(Dataset listings of figures)
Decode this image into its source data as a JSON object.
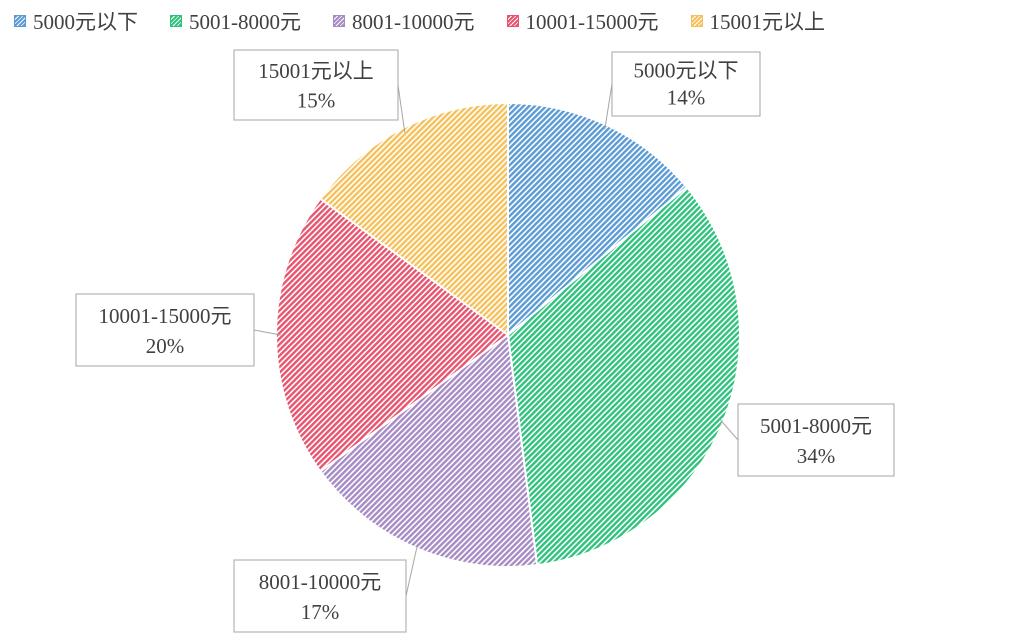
{
  "chart_data": {
    "type": "pie",
    "title": "",
    "legend_position": "top",
    "slices": [
      {
        "label": "5000元以下",
        "value": 14,
        "display": "14%",
        "color": "#5B9BD5"
      },
      {
        "label": "5001-8000元",
        "value": 34,
        "display": "34%",
        "color": "#2EC27E"
      },
      {
        "label": "8001-10000元",
        "value": 17,
        "display": "17%",
        "color": "#A68BC4"
      },
      {
        "label": "10001-15000元",
        "value": 20,
        "display": "20%",
        "color": "#E8546F"
      },
      {
        "label": "15001元以上",
        "value": 15,
        "display": "15%",
        "color": "#F5C15C"
      }
    ]
  }
}
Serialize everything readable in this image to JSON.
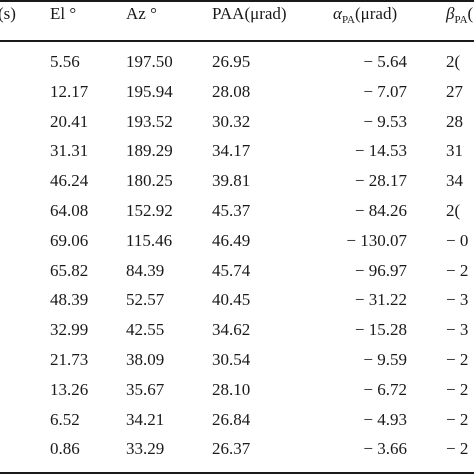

** Given request **
Reproduce every line of the material precisely, omitting its pictures.

** The completed task **
Decode this image into its source data as a JSON object.
{
  "chart_data": {
    "type": "pie",
    "title": "",
    "legend_position": "top",
    "slices": [
      {
        "label": "5000元以下",
        "value": 14,
        "display": "14%",
        "color": "#5B9BD5"
      },
      {
        "label": "5001-8000元",
        "value": 34,
        "display": "34%",
        "color": "#2EC27E"
      },
      {
        "label": "8001-10000元",
        "value": 17,
        "display": "17%",
        "color": "#A68BC4"
      },
      {
        "label": "10001-15000元",
        "value": 20,
        "display": "20%",
        "color": "#E8546F"
      },
      {
        "label": "15001元以上",
        "value": 15,
        "display": "15%",
        "color": "#F5C15C"
      }
    ]
  }
}
Serialize everything readable in this image to JSON.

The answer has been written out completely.